**TASK PROMPT**. The required output is the exact sequence of lines from the line holding "What text is on this page?" to the end of the records, inclusive.

(Dataset items)
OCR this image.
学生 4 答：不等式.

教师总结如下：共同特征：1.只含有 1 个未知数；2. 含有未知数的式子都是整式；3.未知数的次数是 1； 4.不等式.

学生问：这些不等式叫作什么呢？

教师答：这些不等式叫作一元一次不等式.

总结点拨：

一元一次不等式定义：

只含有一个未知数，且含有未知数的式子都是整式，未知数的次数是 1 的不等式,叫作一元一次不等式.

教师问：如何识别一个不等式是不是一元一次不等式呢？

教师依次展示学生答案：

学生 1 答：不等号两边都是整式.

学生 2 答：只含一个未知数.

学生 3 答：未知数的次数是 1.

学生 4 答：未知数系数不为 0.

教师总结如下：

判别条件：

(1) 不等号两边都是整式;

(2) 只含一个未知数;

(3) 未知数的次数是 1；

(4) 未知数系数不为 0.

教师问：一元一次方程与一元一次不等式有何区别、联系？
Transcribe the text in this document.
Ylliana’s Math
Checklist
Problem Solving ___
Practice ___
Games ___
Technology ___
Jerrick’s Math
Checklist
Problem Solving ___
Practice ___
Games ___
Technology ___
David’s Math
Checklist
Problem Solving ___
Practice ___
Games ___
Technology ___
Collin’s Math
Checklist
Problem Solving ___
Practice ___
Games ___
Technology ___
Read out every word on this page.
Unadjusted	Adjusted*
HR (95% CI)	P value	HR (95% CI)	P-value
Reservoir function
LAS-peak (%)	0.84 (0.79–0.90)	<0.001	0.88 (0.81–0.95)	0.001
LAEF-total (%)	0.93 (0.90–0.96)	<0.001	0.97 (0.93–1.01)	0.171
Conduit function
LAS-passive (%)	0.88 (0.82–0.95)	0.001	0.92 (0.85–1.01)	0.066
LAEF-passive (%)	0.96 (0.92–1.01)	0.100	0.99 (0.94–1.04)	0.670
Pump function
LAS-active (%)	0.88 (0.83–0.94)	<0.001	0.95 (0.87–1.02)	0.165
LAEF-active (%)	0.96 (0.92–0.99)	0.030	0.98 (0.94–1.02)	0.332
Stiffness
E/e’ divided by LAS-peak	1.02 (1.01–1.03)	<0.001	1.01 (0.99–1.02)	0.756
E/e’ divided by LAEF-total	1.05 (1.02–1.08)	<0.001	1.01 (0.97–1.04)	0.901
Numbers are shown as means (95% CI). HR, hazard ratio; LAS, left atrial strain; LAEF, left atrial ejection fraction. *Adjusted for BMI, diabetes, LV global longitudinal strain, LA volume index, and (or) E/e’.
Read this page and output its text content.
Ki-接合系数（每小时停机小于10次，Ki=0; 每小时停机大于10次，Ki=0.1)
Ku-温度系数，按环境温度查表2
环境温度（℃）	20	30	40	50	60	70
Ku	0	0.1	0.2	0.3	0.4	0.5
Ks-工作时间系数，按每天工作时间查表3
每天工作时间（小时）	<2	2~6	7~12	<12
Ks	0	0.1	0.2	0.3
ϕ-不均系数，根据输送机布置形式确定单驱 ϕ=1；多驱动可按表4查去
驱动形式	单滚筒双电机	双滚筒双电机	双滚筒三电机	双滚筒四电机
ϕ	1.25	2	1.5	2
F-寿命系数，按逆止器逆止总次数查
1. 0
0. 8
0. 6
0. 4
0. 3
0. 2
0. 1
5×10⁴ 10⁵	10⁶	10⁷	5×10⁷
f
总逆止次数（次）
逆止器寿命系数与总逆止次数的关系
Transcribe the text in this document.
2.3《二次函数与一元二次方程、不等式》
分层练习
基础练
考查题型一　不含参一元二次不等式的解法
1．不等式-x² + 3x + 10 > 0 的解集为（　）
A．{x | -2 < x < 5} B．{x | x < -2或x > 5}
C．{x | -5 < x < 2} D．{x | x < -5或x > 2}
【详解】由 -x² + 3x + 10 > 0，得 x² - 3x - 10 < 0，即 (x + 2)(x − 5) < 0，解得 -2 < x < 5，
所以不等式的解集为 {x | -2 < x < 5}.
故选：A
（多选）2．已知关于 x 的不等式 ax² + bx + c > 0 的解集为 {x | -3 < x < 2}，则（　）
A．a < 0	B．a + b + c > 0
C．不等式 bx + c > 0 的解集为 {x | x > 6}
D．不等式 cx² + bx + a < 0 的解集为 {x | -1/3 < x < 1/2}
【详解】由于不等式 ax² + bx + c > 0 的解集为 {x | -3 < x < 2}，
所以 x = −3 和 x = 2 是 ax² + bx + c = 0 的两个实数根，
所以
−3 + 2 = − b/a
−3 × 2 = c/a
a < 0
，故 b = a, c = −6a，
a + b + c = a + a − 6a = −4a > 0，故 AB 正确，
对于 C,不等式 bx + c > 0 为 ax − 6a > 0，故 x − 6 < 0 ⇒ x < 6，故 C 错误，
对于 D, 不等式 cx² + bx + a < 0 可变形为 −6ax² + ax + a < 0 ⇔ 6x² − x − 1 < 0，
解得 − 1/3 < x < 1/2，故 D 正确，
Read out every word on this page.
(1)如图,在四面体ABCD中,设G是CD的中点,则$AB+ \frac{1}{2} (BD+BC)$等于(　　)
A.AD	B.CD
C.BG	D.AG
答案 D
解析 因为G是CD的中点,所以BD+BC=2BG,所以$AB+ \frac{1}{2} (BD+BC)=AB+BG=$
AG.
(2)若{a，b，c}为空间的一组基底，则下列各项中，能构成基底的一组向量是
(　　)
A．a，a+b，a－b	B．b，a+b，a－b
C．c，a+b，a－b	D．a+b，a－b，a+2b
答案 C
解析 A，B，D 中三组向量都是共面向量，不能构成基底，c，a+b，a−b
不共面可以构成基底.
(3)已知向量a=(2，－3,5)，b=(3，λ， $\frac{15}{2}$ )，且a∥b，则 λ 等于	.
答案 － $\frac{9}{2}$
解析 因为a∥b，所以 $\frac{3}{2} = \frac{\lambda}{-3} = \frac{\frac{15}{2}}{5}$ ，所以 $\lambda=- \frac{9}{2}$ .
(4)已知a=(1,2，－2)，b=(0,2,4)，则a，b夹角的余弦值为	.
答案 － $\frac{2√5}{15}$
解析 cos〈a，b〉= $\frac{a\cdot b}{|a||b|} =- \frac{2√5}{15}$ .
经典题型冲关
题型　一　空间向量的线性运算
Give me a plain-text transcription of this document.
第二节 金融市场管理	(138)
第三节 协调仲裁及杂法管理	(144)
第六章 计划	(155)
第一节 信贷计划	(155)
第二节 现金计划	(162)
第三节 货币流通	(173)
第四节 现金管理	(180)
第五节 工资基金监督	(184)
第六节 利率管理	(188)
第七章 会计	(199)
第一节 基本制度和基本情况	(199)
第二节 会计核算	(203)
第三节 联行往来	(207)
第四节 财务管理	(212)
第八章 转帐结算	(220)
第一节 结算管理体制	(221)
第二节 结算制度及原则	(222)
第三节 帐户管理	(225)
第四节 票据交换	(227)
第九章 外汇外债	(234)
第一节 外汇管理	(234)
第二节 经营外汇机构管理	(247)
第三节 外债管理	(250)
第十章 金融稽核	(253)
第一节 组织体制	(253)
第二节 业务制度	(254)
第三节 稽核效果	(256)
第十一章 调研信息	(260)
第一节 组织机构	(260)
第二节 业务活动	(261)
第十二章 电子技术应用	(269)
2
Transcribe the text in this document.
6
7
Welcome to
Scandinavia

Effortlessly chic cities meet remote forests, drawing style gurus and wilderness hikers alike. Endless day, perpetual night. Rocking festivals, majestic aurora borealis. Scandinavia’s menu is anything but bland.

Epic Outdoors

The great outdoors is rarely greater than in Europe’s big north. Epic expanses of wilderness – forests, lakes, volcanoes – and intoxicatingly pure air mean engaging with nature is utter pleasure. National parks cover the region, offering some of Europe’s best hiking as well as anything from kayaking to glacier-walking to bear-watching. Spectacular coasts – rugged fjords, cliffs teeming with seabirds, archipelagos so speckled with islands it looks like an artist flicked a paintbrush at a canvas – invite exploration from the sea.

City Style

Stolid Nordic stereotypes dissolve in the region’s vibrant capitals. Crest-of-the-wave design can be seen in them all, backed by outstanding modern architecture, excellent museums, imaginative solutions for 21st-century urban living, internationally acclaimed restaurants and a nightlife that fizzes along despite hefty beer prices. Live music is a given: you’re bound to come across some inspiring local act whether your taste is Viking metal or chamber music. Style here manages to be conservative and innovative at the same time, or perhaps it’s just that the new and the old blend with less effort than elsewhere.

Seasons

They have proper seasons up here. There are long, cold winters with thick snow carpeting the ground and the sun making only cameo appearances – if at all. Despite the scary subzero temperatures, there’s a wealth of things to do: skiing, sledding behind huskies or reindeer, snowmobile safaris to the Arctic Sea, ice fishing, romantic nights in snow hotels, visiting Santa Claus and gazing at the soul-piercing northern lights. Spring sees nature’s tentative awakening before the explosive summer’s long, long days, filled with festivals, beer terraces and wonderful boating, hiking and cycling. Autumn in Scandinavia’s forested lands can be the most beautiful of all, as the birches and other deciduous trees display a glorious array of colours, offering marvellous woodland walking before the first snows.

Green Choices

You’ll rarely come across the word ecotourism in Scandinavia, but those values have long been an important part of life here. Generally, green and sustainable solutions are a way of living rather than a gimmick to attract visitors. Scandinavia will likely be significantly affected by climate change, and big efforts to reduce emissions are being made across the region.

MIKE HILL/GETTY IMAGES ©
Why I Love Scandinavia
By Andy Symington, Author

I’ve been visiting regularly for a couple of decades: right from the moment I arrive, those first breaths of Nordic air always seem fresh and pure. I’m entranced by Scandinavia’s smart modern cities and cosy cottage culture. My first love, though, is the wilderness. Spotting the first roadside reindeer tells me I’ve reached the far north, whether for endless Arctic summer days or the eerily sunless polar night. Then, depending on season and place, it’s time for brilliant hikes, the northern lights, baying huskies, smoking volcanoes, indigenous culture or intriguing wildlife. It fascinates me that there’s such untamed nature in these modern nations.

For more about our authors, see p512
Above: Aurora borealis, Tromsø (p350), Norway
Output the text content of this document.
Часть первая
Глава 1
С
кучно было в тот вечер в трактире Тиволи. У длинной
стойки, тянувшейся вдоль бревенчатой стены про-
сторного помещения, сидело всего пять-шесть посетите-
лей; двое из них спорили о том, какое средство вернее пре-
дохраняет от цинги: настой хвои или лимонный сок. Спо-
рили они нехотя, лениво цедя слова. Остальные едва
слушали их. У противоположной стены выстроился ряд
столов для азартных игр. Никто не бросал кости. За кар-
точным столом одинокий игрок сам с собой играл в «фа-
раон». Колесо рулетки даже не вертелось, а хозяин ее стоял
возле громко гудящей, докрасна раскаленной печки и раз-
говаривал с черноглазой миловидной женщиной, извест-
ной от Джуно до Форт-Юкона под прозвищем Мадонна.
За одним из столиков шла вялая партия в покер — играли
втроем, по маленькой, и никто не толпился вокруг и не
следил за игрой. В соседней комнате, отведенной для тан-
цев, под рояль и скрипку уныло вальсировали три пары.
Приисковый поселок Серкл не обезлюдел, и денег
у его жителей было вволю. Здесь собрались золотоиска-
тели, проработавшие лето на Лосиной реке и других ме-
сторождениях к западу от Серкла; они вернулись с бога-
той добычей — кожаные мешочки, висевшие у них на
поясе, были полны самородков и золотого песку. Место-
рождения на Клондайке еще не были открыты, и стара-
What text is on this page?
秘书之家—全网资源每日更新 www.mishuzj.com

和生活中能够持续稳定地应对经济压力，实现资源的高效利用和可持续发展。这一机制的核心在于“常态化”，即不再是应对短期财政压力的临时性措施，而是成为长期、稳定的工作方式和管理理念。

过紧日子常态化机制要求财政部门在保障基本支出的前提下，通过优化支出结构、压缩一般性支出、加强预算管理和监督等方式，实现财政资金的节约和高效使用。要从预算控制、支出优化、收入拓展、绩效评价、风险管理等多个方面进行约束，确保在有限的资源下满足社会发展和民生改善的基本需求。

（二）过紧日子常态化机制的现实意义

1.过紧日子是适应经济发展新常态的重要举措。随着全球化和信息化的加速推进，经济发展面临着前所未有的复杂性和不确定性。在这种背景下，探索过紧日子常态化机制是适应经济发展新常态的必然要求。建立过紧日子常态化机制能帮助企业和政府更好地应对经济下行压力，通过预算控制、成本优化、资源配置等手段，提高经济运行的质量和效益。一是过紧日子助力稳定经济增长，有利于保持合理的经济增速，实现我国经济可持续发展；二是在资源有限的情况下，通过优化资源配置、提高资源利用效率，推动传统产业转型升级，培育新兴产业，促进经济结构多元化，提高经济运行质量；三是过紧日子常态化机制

**PROBLEM SOLUTION**.
What text is on this page?
秘书之家—全网资源每日更新 www.mishuzj.com

和生活中能够持续稳定地应对经济压力，实现资源的高效利用和可持续发展。这一机制的核心在于“常态化”，即不再是应对短期财政压力的临时性措施，而是成为长期、稳定的工作方式和管理理念。

过紧日子常态化机制要求财政部门在保障基本支出的前提下，通过优化支出结构、压缩一般性支出、加强预算管理和监督等方式，实现财政资金的节约和高效使用。要从预算控制、支出优化、收入拓展、绩效评价、风险管理等多个方面进行约束，确保在有限的资源下满足社会发展和民生改善的基本需求。

（二）过紧日子常态化机制的现实意义

1.过紧日子是适应经济发展新常态的重要举措。随着全球化和信息化的加速推进，经济发展面临着前所未有的复杂性和不确定性。在这种背景下，探索过紧日子常态化机制是适应经济发展新常态的必然要求。建立过紧日子常态化机制能帮助企业和政府更好地应对经济下行压力，通过预算控制、成本优化、资源配置等手段，提高经济运行的质量和效益。一是过紧日子助力稳定经济增长，有利于保持合理的经济增速，实现我国经济可持续发展；二是在资源有限的情况下，通过优化资源配置、提高资源利用效率，推动传统产业转型升级，培育新兴产业，促进经济结构多元化，提高经济运行质量；三是过紧日子常态化机制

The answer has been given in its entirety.